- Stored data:
## BEGIN

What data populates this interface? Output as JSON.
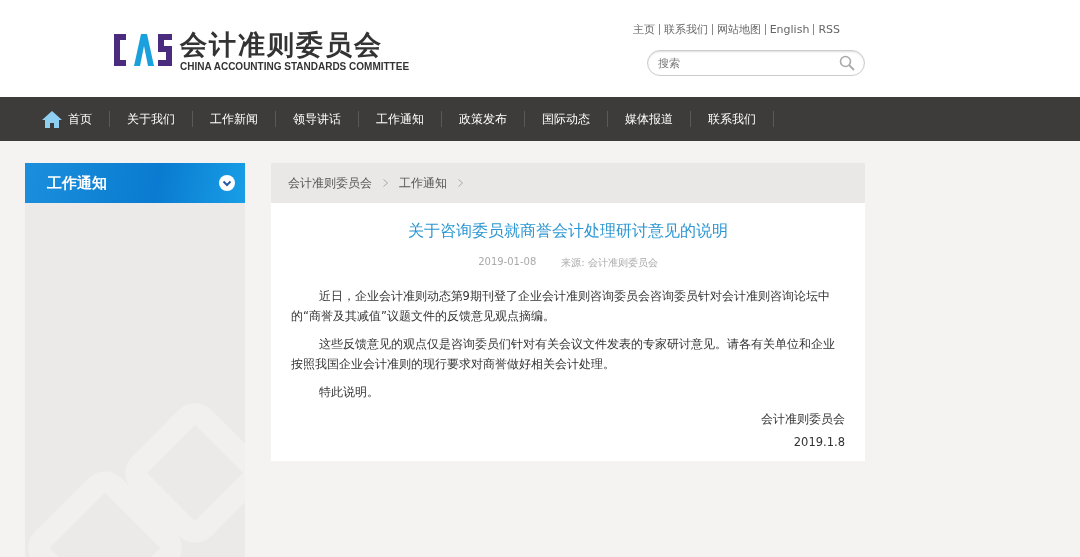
{
  "header": {
    "logo_title": "会计准则委员会",
    "logo_subtitle": "CHINA ACCOUNTING STANDARDS COMMITTEE",
    "top_links": [
      "主页",
      "联系我们",
      "网站地图",
      "English",
      "RSS"
    ],
    "search": {
      "placeholder": "搜索"
    }
  },
  "nav": {
    "items": [
      {
        "label": "首页",
        "kind": "home"
      },
      {
        "label": "关于我们",
        "kind": "text"
      },
      {
        "label": "工作新闻",
        "kind": "text"
      },
      {
        "label": "领导讲话",
        "kind": "text"
      },
      {
        "label": "工作通知",
        "kind": "text"
      },
      {
        "label": "政策发布",
        "kind": "text"
      },
      {
        "label": "国际动态",
        "kind": "text"
      },
      {
        "label": "媒体报道",
        "kind": "text"
      },
      {
        "label": "联系我们",
        "kind": "text"
      }
    ]
  },
  "sidebar": {
    "title": "工作通知",
    "expanded": true
  },
  "breadcrumb": [
    "会计准则委员会",
    "工作通知"
  ],
  "article": {
    "title": "关于咨询委员就商誉会计处理研讨意见的说明",
    "date": "2019-01-08",
    "source": "来源: 会计准则委员会",
    "paragraphs": [
      "近日，企业会计准则动态第9期刊登了企业会计准则咨询委员会咨询委员针对会计准则咨询论坛中的“商誉及其减值”议题文件的反馈意见观点摘编。",
      "这些反馈意见的观点仅是咨询委员们针对有关会议文件发表的专家研讨意见。请各有关单位和企业按照我国企业会计准则的现行要求对商誉做好相关会计处理。",
      "特此说明。"
    ],
    "signature": "会计准则委员会",
    "sign_date": "2019.1.8"
  }
}
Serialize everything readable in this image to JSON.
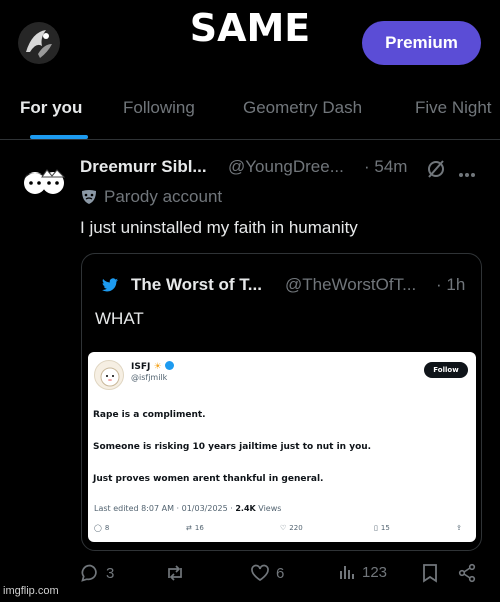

## END

- WHAT YOU NEED TO DO: Strip the images and reproduce the remaining records precisely.

- ANSWER TO THIS EXERCISE:
What data populates this interface? Output as JSON.
{
  "header": {
    "logo_title": "会计准则委员会",
    "logo_subtitle": "CHINA ACCOUNTING STANDARDS COMMITTEE",
    "top_links": [
      "主页",
      "联系我们",
      "网站地图",
      "English",
      "RSS"
    ],
    "search": {
      "placeholder": "搜索"
    }
  },
  "nav": {
    "items": [
      {
        "label": "首页",
        "kind": "home"
      },
      {
        "label": "关于我们",
        "kind": "text"
      },
      {
        "label": "工作新闻",
        "kind": "text"
      },
      {
        "label": "领导讲话",
        "kind": "text"
      },
      {
        "label": "工作通知",
        "kind": "text"
      },
      {
        "label": "政策发布",
        "kind": "text"
      },
      {
        "label": "国际动态",
        "kind": "text"
      },
      {
        "label": "媒体报道",
        "kind": "text"
      },
      {
        "label": "联系我们",
        "kind": "text"
      }
    ]
  },
  "sidebar": {
    "title": "工作通知",
    "expanded": true
  },
  "breadcrumb": [
    "会计准则委员会",
    "工作通知"
  ],
  "article": {
    "title": "关于咨询委员就商誉会计处理研讨意见的说明",
    "date": "2019-01-08",
    "source": "来源: 会计准则委员会",
    "paragraphs": [
      "近日，企业会计准则动态第9期刊登了企业会计准则咨询委员会咨询委员针对会计准则咨询论坛中的“商誉及其减值”议题文件的反馈意见观点摘编。",
      "这些反馈意见的观点仅是咨询委员们针对有关会议文件发表的专家研讨意见。请各有关单位和企业按照我国企业会计准则的现行要求对商誉做好相关会计处理。",
      "特此说明。"
    ],
    "signature": "会计准则委员会",
    "sign_date": "2019.1.8"
  }
}
Serialize everything readable in this image to JSON.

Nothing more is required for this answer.